## Information shown
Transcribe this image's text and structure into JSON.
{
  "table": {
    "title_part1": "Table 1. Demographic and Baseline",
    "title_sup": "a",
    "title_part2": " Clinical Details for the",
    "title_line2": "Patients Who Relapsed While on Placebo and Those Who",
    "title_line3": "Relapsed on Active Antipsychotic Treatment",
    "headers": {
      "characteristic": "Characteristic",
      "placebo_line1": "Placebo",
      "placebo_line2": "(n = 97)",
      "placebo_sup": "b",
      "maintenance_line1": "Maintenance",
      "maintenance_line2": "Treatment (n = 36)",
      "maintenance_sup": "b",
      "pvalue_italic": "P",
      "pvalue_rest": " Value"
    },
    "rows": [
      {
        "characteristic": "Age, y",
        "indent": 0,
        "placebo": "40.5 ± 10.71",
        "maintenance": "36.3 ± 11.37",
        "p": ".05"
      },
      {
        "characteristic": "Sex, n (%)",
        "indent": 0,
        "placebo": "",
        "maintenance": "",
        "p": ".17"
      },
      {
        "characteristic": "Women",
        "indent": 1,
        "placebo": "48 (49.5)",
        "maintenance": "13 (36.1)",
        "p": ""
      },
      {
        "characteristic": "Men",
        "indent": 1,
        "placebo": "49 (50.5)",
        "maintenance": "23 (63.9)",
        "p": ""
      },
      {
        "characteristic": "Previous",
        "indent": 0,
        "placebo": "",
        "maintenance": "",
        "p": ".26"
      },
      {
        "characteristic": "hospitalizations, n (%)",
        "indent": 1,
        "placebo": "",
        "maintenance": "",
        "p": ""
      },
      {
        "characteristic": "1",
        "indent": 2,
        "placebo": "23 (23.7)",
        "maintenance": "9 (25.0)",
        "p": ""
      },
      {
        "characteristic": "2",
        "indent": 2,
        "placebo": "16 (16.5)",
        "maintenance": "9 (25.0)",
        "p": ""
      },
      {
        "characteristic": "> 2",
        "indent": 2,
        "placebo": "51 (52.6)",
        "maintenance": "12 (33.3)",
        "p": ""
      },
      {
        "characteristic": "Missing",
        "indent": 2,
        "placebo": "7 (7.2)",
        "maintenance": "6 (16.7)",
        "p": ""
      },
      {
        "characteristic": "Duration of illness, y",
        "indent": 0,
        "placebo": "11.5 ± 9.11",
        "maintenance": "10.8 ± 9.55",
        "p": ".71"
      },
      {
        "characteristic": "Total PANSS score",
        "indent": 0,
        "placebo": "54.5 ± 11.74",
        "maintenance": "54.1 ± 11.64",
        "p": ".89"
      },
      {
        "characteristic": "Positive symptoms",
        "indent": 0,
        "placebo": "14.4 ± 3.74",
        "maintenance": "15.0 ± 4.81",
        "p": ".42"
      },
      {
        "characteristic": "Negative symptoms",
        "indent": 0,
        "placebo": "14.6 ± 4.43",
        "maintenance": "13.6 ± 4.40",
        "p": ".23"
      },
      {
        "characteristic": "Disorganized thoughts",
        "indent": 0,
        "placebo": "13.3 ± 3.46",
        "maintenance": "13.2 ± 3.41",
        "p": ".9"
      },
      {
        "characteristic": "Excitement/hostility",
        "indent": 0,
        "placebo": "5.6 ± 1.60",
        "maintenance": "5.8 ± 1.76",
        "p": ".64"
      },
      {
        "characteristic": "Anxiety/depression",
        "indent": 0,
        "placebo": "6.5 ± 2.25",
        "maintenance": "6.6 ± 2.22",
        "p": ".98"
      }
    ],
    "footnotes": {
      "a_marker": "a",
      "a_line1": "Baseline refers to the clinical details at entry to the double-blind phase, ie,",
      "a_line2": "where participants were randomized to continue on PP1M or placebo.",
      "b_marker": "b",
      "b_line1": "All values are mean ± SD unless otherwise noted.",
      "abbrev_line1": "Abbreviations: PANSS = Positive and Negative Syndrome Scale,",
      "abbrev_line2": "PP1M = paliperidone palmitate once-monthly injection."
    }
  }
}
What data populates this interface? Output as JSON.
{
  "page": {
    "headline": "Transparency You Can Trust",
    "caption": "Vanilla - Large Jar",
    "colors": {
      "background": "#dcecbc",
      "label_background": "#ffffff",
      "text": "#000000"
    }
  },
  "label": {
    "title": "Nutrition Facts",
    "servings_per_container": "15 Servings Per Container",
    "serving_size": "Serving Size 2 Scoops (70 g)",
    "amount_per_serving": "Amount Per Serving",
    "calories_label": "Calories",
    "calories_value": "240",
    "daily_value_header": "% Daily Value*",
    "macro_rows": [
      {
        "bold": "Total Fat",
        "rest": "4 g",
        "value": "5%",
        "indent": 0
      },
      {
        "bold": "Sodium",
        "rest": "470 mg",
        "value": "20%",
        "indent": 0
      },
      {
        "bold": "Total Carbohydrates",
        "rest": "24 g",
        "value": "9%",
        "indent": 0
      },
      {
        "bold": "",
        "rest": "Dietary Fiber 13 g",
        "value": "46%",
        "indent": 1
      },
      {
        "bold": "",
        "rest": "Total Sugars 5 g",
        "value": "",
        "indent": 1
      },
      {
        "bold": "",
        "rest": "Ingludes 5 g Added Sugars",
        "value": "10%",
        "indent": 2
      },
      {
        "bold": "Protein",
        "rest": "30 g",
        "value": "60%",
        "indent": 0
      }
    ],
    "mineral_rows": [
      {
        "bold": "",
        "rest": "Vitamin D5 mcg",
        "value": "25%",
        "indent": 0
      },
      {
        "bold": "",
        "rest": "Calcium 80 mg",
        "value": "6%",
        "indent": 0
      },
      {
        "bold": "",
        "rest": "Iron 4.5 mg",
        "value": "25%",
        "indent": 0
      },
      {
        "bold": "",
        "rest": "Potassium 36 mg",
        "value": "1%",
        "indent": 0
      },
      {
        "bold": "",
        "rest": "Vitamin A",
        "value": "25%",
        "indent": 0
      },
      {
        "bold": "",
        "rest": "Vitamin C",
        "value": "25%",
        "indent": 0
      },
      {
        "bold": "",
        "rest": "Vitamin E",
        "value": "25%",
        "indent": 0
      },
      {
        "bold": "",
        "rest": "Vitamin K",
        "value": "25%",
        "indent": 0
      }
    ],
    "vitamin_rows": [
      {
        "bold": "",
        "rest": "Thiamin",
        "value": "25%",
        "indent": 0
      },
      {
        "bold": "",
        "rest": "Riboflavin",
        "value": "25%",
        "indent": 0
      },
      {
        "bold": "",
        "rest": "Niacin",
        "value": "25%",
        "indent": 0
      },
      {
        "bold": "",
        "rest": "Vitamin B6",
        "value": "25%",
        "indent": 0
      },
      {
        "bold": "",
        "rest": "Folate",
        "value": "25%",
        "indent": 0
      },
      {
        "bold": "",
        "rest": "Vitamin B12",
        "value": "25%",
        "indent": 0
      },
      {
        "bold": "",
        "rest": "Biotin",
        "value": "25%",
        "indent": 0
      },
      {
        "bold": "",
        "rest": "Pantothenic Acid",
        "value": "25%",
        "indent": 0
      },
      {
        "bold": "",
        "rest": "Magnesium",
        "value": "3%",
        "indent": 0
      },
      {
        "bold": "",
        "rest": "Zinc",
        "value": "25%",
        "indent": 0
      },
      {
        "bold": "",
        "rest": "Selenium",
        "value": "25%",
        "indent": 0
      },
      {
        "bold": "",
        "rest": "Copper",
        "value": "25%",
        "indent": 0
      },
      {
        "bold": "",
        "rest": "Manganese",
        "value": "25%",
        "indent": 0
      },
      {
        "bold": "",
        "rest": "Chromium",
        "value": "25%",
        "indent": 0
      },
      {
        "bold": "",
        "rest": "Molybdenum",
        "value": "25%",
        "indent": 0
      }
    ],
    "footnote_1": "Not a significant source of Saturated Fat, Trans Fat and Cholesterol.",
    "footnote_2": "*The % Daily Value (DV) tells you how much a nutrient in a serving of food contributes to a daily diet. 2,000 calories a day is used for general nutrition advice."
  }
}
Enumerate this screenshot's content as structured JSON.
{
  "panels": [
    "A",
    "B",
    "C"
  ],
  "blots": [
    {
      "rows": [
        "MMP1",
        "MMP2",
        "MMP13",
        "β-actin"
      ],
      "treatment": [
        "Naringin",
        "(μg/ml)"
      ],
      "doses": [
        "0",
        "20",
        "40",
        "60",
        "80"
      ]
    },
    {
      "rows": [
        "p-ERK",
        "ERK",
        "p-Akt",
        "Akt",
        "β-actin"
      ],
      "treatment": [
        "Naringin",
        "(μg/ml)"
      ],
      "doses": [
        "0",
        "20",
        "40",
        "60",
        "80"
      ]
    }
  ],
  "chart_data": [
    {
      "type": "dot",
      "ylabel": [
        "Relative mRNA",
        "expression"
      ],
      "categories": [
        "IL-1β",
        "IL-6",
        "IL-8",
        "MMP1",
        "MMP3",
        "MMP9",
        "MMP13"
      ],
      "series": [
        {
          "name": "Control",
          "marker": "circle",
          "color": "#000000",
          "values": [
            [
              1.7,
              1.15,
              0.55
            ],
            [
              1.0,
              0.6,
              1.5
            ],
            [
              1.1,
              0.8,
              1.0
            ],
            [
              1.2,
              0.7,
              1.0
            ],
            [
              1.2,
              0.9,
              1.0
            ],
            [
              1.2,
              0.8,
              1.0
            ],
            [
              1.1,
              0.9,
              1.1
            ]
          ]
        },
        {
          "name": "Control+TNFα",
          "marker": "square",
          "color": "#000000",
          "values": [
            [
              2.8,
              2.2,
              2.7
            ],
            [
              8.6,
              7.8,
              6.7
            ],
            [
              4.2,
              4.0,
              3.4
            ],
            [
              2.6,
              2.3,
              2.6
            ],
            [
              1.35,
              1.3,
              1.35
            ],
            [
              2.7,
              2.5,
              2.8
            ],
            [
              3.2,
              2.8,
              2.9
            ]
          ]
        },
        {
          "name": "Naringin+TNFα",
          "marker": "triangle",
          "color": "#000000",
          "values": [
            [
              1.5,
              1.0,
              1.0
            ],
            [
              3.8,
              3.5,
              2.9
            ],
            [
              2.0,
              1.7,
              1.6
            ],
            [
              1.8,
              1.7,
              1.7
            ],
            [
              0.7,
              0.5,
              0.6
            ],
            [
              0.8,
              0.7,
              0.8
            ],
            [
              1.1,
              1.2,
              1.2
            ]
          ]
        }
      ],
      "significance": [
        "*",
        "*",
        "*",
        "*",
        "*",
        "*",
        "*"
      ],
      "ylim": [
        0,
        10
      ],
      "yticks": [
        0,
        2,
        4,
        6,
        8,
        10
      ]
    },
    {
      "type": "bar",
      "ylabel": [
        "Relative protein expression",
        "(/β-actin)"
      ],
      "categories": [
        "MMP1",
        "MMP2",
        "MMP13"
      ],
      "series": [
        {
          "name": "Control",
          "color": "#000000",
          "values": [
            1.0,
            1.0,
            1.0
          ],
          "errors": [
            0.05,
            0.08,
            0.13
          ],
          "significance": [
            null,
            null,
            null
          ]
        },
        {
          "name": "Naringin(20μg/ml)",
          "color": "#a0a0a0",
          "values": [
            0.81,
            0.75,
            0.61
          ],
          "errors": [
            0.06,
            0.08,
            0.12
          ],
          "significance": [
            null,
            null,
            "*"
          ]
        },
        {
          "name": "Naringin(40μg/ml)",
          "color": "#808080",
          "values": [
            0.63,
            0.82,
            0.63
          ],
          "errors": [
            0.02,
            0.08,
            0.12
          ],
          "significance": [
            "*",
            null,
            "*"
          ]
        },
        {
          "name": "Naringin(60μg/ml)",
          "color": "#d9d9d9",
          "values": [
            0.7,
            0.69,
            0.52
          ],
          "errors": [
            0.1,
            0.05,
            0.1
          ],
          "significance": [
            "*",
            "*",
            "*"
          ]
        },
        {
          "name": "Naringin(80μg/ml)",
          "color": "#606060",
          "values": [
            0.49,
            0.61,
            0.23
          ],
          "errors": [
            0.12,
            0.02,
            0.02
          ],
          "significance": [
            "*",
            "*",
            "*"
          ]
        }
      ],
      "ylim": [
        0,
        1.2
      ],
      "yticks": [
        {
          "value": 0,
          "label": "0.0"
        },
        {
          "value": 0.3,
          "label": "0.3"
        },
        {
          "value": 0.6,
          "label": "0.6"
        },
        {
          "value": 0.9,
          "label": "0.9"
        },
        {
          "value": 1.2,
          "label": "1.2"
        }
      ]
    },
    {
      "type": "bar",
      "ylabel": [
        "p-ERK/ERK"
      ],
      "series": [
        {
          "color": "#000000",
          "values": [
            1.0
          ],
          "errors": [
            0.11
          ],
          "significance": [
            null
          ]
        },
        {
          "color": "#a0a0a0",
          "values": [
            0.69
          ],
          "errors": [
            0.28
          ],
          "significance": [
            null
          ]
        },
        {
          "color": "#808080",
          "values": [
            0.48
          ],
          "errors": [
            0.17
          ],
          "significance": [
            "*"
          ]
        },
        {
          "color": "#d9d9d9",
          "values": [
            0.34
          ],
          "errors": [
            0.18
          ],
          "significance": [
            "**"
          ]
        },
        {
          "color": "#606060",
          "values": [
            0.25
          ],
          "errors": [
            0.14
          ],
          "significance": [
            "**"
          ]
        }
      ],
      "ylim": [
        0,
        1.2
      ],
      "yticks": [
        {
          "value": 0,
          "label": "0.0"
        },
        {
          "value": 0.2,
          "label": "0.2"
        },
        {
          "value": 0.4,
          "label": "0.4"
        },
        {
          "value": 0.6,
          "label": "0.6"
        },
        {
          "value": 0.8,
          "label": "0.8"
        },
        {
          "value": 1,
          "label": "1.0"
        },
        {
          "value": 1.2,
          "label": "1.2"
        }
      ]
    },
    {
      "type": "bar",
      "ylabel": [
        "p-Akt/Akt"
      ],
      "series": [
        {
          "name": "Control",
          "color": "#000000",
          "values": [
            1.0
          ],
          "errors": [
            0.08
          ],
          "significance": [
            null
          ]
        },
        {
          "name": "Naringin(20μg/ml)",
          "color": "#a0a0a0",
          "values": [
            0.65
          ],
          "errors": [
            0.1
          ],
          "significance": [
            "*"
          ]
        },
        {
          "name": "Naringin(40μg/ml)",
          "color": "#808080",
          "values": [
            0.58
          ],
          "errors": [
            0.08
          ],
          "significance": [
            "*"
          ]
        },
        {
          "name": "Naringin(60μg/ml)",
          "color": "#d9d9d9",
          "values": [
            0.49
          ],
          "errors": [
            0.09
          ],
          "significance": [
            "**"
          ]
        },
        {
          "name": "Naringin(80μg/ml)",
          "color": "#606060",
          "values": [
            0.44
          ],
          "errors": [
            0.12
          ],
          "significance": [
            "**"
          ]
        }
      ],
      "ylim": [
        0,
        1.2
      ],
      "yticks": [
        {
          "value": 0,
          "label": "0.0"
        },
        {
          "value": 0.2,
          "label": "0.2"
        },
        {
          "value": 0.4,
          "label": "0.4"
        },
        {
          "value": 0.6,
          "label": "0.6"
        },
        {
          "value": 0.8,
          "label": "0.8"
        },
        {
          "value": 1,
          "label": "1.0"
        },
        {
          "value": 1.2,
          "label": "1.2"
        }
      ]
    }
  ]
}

## Work required
Among the lines of the listing above, which ones contain the word "this"? Show them.

## Completed exercise
Transcribe this image's text and structure into JSON.
What data populates this interface? Output as JSON.
Enumerate this screenshot's content as structured JSON.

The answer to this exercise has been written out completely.